## Input
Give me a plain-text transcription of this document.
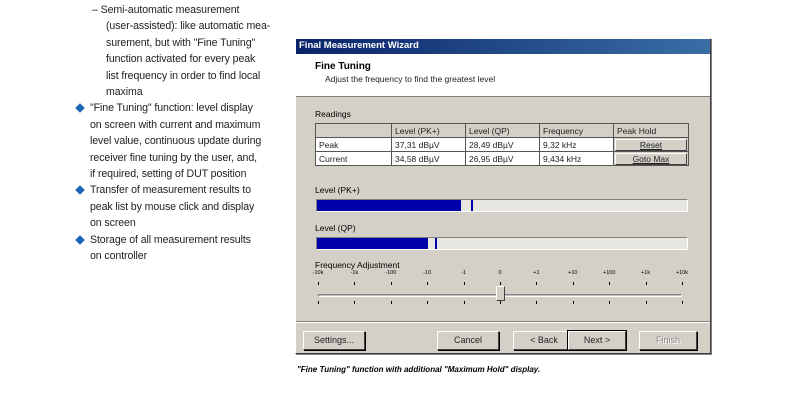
– Semi-automatic measurement
(user-assisted): like automatic mea-
surement, but with "Fine Tuning"
function activated for every peak
list frequency in order to find local
maxima
"Fine Tuning" function: level display
on screen with current and maximum
level value, continuous update during
receiver fine tuning by the user, and,
if required, setting of DUT position
Transfer of measurement results to
peak list by mouse click and display
on screen
Storage of all measurement results
on controller
Final Measurement Wizard
Fine Tuning
Adjust the frequency to find the greatest level
Readings
	Level (PK+)	Level (QP)	Frequency	Peak Hold
Peak	37,31 dBµV	28,49 dBµV	9,32 kHz	Reset

Current	34,58 dBµV	26,95 dBµV	9,434 kHz	Goto Max
Level (PK+)
Level (QP)
Frequency Adjustment
-10k	-1k	-100	-10	-1	0	+1	+10	+100	+1k	+10k
Settings...	Cancel	< Back	Next >	Finish
"Fine Tuning" function with additional "Maximum Hold" display.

## Written exercise
Leaving aside the images, write out the entries above word for word.

## Solution to this exercise
Give me a plain-text transcription of this document.
– Semi-automatic measurement
(user-assisted): like automatic mea-
surement, but with "Fine Tuning"
function activated for every peak
list frequency in order to find local
maxima
"Fine Tuning" function: level display
on screen with current and maximum
level value, continuous update during
receiver fine tuning by the user, and,
if required, setting of DUT position
Transfer of measurement results to
peak list by mouse click and display
on screen
Storage of all measurement results
on controller
Final Measurement Wizard
Fine Tuning
Adjust the frequency to find the greatest level
Readings
	Level (PK+)	Level (QP)	Frequency	Peak Hold
Peak	37,31 dBµV	28,49 dBµV	9,32 kHz	Reset

Current	34,58 dBµV	26,95 dBµV	9,434 kHz	Goto Max
Level (PK+)
Level (QP)
Frequency Adjustment
-10k	-1k	-100	-10	-1	0	+1	+10	+100	+1k	+10k
Settings...	Cancel	< Back	Next >	Finish
"Fine Tuning" function with additional "Maximum Hold" display.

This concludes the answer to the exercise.